-- Start Dataset --

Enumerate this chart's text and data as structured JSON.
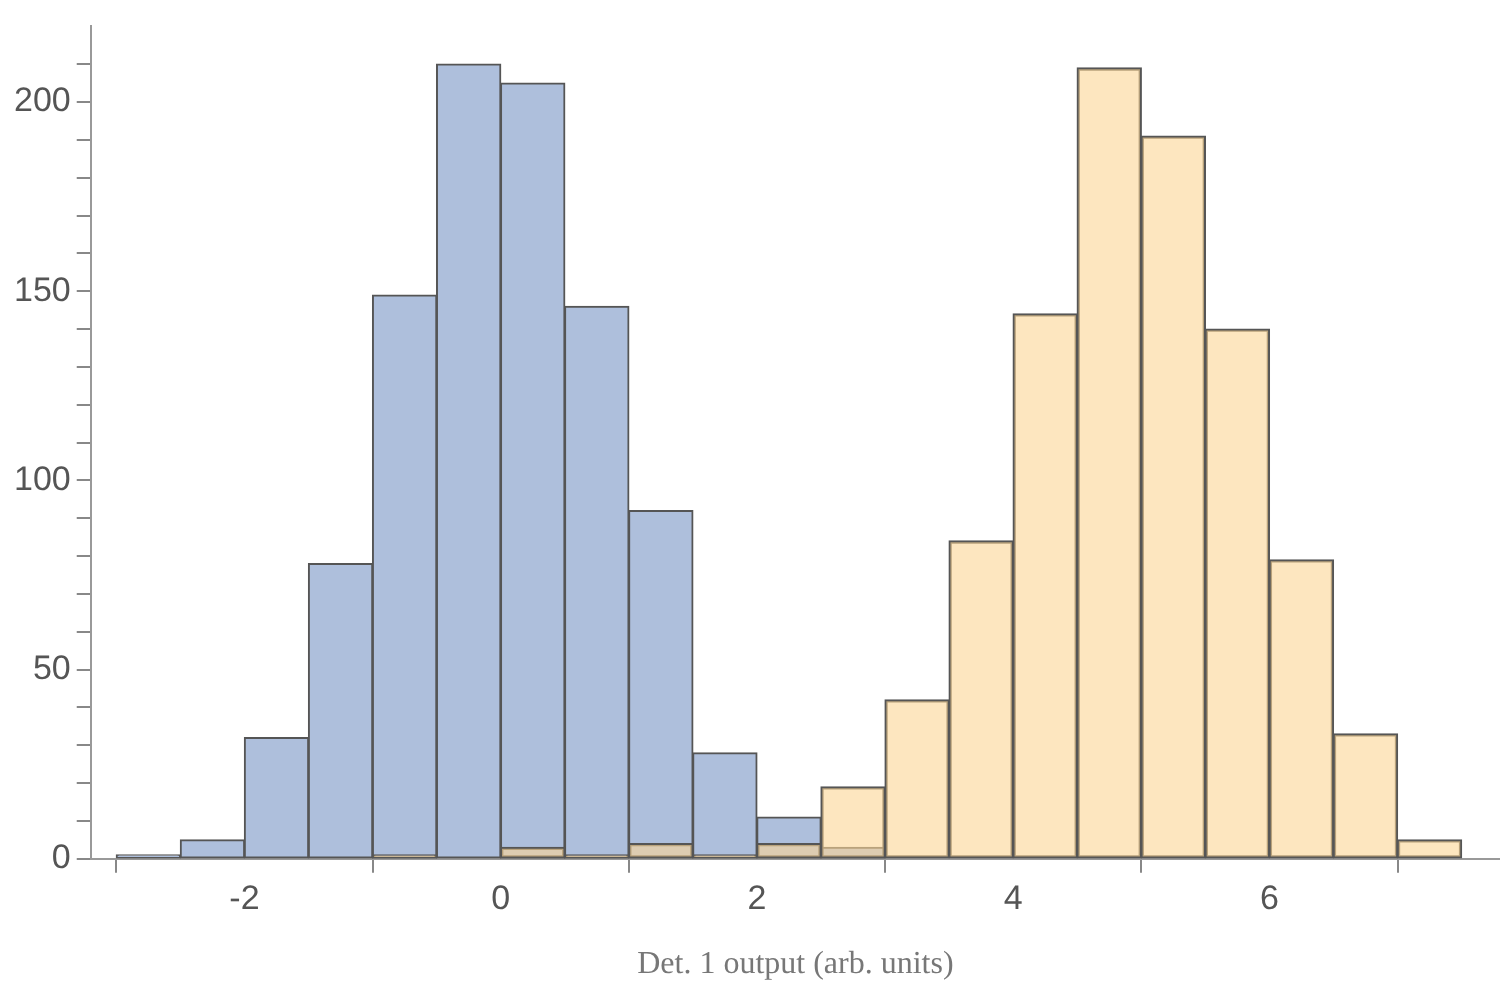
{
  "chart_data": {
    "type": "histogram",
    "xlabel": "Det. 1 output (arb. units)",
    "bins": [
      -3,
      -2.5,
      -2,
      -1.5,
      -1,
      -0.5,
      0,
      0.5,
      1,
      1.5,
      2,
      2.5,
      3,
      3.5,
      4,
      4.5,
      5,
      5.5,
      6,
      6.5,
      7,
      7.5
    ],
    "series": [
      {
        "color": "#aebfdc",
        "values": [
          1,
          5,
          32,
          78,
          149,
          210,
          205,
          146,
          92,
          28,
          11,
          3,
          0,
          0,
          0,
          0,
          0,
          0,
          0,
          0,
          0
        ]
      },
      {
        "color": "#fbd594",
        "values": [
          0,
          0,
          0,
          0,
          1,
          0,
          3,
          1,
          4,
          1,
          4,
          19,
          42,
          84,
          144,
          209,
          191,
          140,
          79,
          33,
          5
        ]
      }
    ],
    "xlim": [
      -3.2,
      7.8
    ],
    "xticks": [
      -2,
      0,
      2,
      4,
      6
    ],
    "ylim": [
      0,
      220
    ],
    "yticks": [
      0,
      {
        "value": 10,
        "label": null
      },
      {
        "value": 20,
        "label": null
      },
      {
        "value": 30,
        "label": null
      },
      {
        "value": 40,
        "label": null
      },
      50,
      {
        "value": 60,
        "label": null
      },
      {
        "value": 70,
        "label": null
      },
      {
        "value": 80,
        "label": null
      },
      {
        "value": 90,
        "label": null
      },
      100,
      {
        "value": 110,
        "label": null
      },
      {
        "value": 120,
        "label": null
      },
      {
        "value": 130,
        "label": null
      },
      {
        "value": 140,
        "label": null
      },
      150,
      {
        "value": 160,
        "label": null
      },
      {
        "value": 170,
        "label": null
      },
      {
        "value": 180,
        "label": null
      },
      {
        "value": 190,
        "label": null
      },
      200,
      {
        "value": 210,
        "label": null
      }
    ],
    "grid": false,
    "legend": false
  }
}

-- End Dataset --

» **Objective**
Each record should be quoted exactly, with the images omitted.

» **Result for this task**
Enumerate this chart's text and data as structured JSON.
{
  "chart_data": {
    "type": "histogram",
    "xlabel": "Det. 1 output (arb. units)",
    "bins": [
      -3,
      -2.5,
      -2,
      -1.5,
      -1,
      -0.5,
      0,
      0.5,
      1,
      1.5,
      2,
      2.5,
      3,
      3.5,
      4,
      4.5,
      5,
      5.5,
      6,
      6.5,
      7,
      7.5
    ],
    "series": [
      {
        "color": "#aebfdc",
        "values": [
          1,
          5,
          32,
          78,
          149,
          210,
          205,
          146,
          92,
          28,
          11,
          3,
          0,
          0,
          0,
          0,
          0,
          0,
          0,
          0,
          0
        ]
      },
      {
        "color": "#fbd594",
        "values": [
          0,
          0,
          0,
          0,
          1,
          0,
          3,
          1,
          4,
          1,
          4,
          19,
          42,
          84,
          144,
          209,
          191,
          140,
          79,
          33,
          5
        ]
      }
    ],
    "xlim": [
      -3.2,
      7.8
    ],
    "xticks": [
      -2,
      0,
      2,
      4,
      6
    ],
    "ylim": [
      0,
      220
    ],
    "yticks": [
      0,
      {
        "value": 10,
        "label": null
      },
      {
        "value": 20,
        "label": null
      },
      {
        "value": 30,
        "label": null
      },
      {
        "value": 40,
        "label": null
      },
      50,
      {
        "value": 60,
        "label": null
      },
      {
        "value": 70,
        "label": null
      },
      {
        "value": 80,
        "label": null
      },
      {
        "value": 90,
        "label": null
      },
      100,
      {
        "value": 110,
        "label": null
      },
      {
        "value": 120,
        "label": null
      },
      {
        "value": 130,
        "label": null
      },
      {
        "value": 140,
        "label": null
      },
      150,
      {
        "value": 160,
        "label": null
      },
      {
        "value": 170,
        "label": null
      },
      {
        "value": 180,
        "label": null
      },
      {
        "value": 190,
        "label": null
      },
      200,
      {
        "value": 210,
        "label": null
      }
    ],
    "grid": false,
    "legend": false
  }
}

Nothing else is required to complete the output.